GIVEN PASSAGE.
Whoa!! I gotta play with this quad!! 

Love it!!!


----------



## kimmy (Sep 7, 2007)

you're gorgeous! i love that lip combo.


----------



## LadyC23 (Sep 7, 2007)

You look beautiful!!! Those colors look great on you. I definitely want to check out that quad now!


----------



## slvrlips (Sep 7, 2007)

very pretty 
Congrats on the new job 
Hope you had a great first day


----------



## glamgirl (Sep 8, 2007)

Beautiful, you look flawless


----------



## LindseySullivan (Sep 8, 2007)

looks great!  good luck with the new job


----------



## krackatoa (Sep 9, 2007)

really pretty!!


----------



## Bybs (Sep 11, 2007)

Stunning!


----------



## zori (Sep 11, 2007)

Gorgeous look!


----------



## i_luv_mac (Sep 11, 2007)

Thats amazing. Do you have a photo with your eyes closed? 

Also a tutorial would be great please??


----------



## bambidandi (Sep 11, 2007)

very beautiful! You kinda remind me of Rebecca Romjin and Petra Nemcova


----------



## M.I.A. (Sep 11, 2007)

amazing!
i wish there was a closed eye one just so i can attempt to copy it lol


----------



## User34 (Sep 11, 2007)

wow.. looks fabulous!


----------



## Indigowaters (Sep 12, 2007)

(Layout region listing)
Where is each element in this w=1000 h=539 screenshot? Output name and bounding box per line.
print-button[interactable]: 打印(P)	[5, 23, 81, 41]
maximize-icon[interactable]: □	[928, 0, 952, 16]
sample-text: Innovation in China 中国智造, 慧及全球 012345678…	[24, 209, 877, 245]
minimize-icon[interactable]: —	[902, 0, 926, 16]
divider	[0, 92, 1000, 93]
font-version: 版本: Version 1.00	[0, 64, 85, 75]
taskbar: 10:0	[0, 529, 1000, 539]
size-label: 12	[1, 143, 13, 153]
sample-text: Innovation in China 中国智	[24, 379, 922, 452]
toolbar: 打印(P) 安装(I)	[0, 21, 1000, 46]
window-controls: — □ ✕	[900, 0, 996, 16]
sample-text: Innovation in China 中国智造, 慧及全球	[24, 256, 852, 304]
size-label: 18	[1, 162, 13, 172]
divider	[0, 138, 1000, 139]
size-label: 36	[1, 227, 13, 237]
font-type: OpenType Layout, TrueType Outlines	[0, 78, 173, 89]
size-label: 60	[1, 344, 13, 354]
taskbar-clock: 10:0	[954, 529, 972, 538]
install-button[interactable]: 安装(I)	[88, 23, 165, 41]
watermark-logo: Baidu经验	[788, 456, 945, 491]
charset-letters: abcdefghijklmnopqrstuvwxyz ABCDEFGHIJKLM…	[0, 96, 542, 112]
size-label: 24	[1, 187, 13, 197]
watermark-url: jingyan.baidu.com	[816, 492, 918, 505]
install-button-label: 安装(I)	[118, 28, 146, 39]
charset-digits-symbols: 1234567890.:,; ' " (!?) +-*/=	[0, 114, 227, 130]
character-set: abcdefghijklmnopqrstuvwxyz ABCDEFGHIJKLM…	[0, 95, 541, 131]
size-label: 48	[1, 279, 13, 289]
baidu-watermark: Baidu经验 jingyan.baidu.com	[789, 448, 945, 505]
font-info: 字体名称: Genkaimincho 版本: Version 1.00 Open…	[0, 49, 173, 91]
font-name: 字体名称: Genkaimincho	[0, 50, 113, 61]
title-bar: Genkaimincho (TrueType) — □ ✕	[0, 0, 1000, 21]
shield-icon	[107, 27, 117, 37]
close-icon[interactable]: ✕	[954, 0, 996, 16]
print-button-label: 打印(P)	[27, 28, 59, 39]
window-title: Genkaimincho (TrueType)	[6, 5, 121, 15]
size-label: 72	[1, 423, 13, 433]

TO BE DONE.
1. Echo everything in the comment thread from "## zori (Sep" down to "be great please??".
2. Render everything in the listing, from its first line down to the line containing "143, 13, 153]", as a numbered list, leaving out blank lines.

RESULTS OF THE EXERCISE.
1.
## zori (Sep 11, 2007)

Gorgeous look!


----------



## i_luv_mac (Sep 11, 2007)

Thats amazing. Do you have a photo with your eyes closed? 

Also a tutorial would be great please??

2.
1. Where is each element in this w=1000 h=539 screenshot? Output name and bounding box per line.
2. print-button[interactable]: 打印(P)	[5, 23, 81, 41]
3. maximize-icon[interactable]: □	[928, 0, 952, 16]
4. sample-text: Innovation in China 中国智造, 慧及全球 012345678…	[24, 209, 877, 245]
5. minimize-icon[interactable]: —	[902, 0, 926, 16]
6. divider	[0, 92, 1000, 93]
7. font-version: 版本: Version 1.00	[0, 64, 85, 75]
8. taskbar: 10:0	[0, 529, 1000, 539]
9. size-label: 12	[1, 143, 13, 153]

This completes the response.